- Required task -
Return all lines that include the string "Activity".

- Stored data entries -
###

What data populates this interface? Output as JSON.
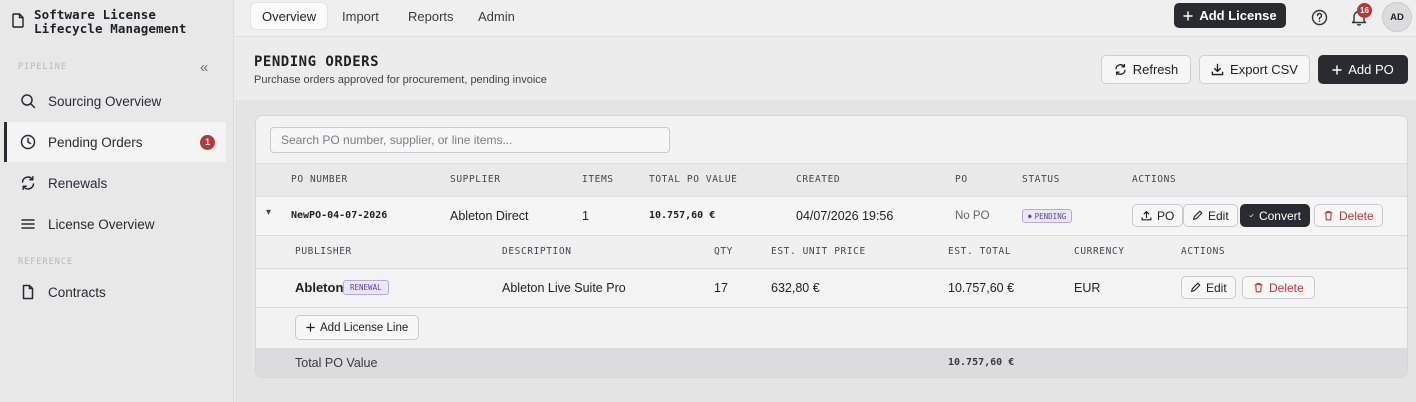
{
  "app": {
    "title_line1": "Software License",
    "title_line2": "Lifecycle Management"
  },
  "sidebar": {
    "sections": [
      {
        "label": "PIPELINE"
      },
      {
        "label": "REFERENCE"
      }
    ],
    "items": [
      {
        "label": "Sourcing Overview",
        "icon": "search-icon"
      },
      {
        "label": "Pending Orders",
        "icon": "clock-icon",
        "badge": "1"
      },
      {
        "label": "Renewals",
        "icon": "refresh-icon"
      },
      {
        "label": "License Overview",
        "icon": "list-icon"
      },
      {
        "label": "Contracts",
        "icon": "document-icon"
      }
    ]
  },
  "topbar": {
    "tabs": [
      {
        "label": "Overview"
      },
      {
        "label": "Import"
      },
      {
        "label": "Reports"
      },
      {
        "label": "Admin"
      }
    ],
    "add_license": "Add License",
    "notifications_count": "16",
    "avatar": "AD"
  },
  "page": {
    "title": "PENDING ORDERS",
    "subtitle": "Purchase orders approved for procurement, pending invoice",
    "refresh": "Refresh",
    "export_csv": "Export CSV",
    "add_po": "Add PO"
  },
  "search": {
    "placeholder": "Search PO number, supplier, or line items..."
  },
  "table": {
    "headers": [
      "PO NUMBER",
      "SUPPLIER",
      "ITEMS",
      "TOTAL PO VALUE",
      "CREATED",
      "PO",
      "STATUS",
      "ACTIONS"
    ],
    "row": {
      "po_number": "NewPO-04-07-2026",
      "supplier": "Ableton Direct",
      "items": "1",
      "total": "10.757,60 €",
      "created": "04/07/2026 19:56",
      "po": "No PO",
      "status": "PENDING",
      "actions": {
        "po": "PO",
        "edit": "Edit",
        "convert": "Convert",
        "delete": "Delete"
      }
    }
  },
  "lines": {
    "headers": [
      "PUBLISHER",
      "DESCRIPTION",
      "QTY",
      "EST. UNIT PRICE",
      "EST. TOTAL",
      "CURRENCY",
      "ACTIONS"
    ],
    "row": {
      "publisher": "Ableton",
      "tag": "RENEWAL",
      "description": "Ableton Live Suite Pro",
      "qty": "17",
      "unit_price": "632,80 €",
      "total": "10.757,60 €",
      "currency": "EUR",
      "actions": {
        "edit": "Edit",
        "delete": "Delete"
      }
    },
    "add_line": "Add License Line",
    "total_label": "Total PO Value",
    "total_value": "10.757,60 €"
  }
}
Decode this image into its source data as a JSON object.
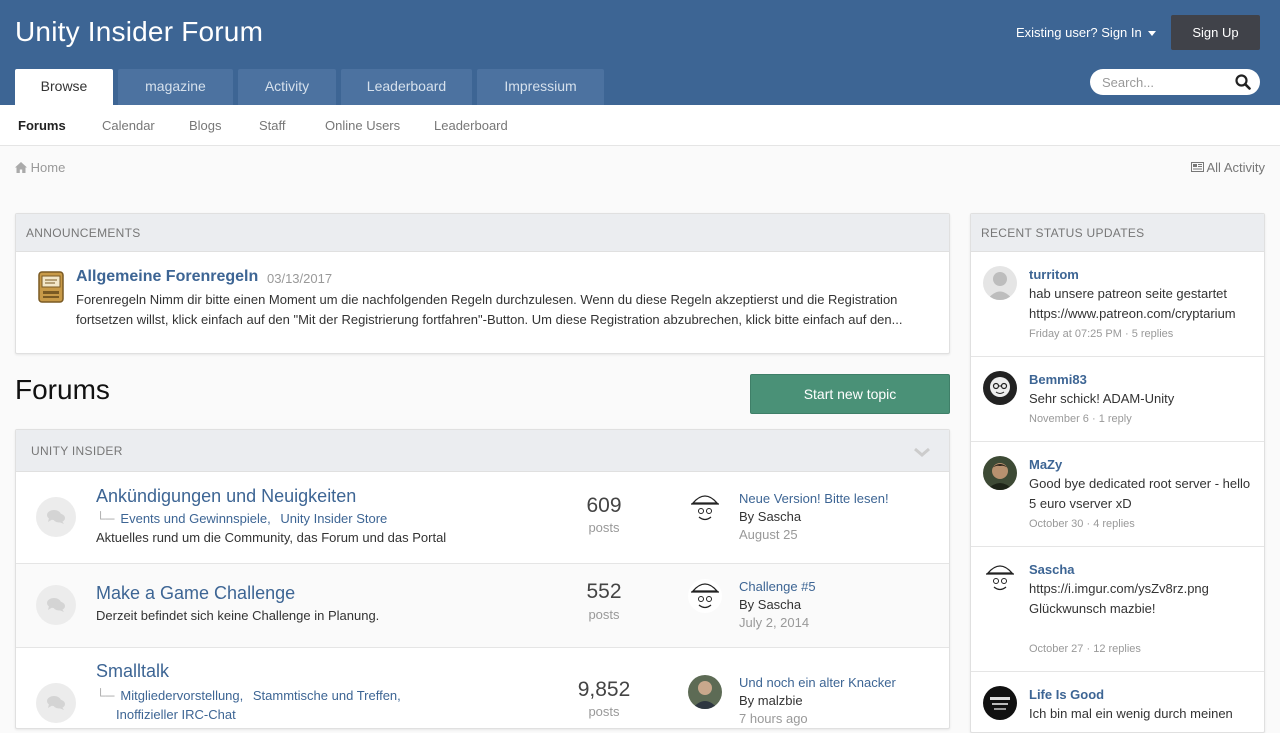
{
  "header": {
    "site_title": "Unity Insider Forum",
    "signin_label": "Existing user? Sign In",
    "signup_label": "Sign Up",
    "tabs": [
      {
        "label": "Browse"
      },
      {
        "label": "magazine"
      },
      {
        "label": "Activity"
      },
      {
        "label": "Leaderboard"
      },
      {
        "label": "Impressium"
      }
    ],
    "search_placeholder": "Search..."
  },
  "subnav": {
    "items": [
      {
        "label": "Forums"
      },
      {
        "label": "Calendar"
      },
      {
        "label": "Blogs"
      },
      {
        "label": "Staff"
      },
      {
        "label": "Online Users"
      },
      {
        "label": "Leaderboard"
      }
    ]
  },
  "breadcrumb": {
    "home": "Home",
    "all_activity": "All Activity"
  },
  "announcements": {
    "heading": "Announcements",
    "title": "Allgemeine Forenregeln",
    "date": "03/13/2017",
    "text": "Forenregeln Nimm dir bitte einen Moment um die nachfolgenden Regeln durchzulesen. Wenn du diese Regeln akzeptierst und die Registration fortsetzen willst, klick einfach auf den \"Mit der Registrierung fortfahren\"-Button. Um diese Registration abzubrechen, klick bitte einfach auf den..."
  },
  "forums": {
    "title": "Forums",
    "start_topic_label": "Start new topic",
    "category": "Unity Insider",
    "rows": [
      {
        "title": "Ankündigungen und Neuigkeiten",
        "subforums": [
          "Events und Gewinnspiele,",
          "Unity Insider Store"
        ],
        "description": "Aktuelles rund um die Community, das Forum und das Portal",
        "count": "609",
        "count_label": "posts",
        "last_title": "Neue Version! Bitte lesen!",
        "last_by": "By Sascha",
        "last_date": "August 25"
      },
      {
        "title": "Make a Game Challenge",
        "description": "Derzeit befindet sich keine Challenge in Planung.",
        "count": "552",
        "count_label": "posts",
        "last_title": "Challenge #5",
        "last_by": "By Sascha",
        "last_date": "July 2, 2014"
      },
      {
        "title": "Smalltalk",
        "subforums": [
          "Mitgliedervorstellung,",
          "Stammtische und Treffen,",
          "Inoffizieller IRC-Chat"
        ],
        "count": "9,852",
        "count_label": "posts",
        "last_title": "Und noch ein alter Knacker",
        "last_by": "By malzbie",
        "last_date": "7 hours ago"
      }
    ]
  },
  "status_updates": {
    "heading": "Recent Status Updates",
    "items": [
      {
        "name": "turritom",
        "text": "hab unsere patreon seite gestartet https://www.patreon.com/cryptarium",
        "meta": "Friday at 07:25 PM · 5 replies"
      },
      {
        "name": "Bemmi83",
        "text": "Sehr schick! ADAM-Unity",
        "meta": "November 6 · 1 reply"
      },
      {
        "name": "MaZy",
        "text": "Good bye dedicated root server  - hello 5 euro vserver xD",
        "meta": "October 30 · 4 replies"
      },
      {
        "name": "Sascha",
        "text": "https://i.imgur.com/ysZv8rz.png Glückwunsch mazbie!",
        "meta": "October 27 · 12 replies"
      },
      {
        "name": "Life Is Good",
        "text": "Ich bin mal ein wenig durch meinen",
        "meta": ""
      }
    ]
  },
  "colors": {
    "header": "#3d6594",
    "accent_button": "#4a9177",
    "link": "#3d6594"
  }
}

###

- Exercise solution -
        "label": "Activity"
    "all_activity": "All Activity"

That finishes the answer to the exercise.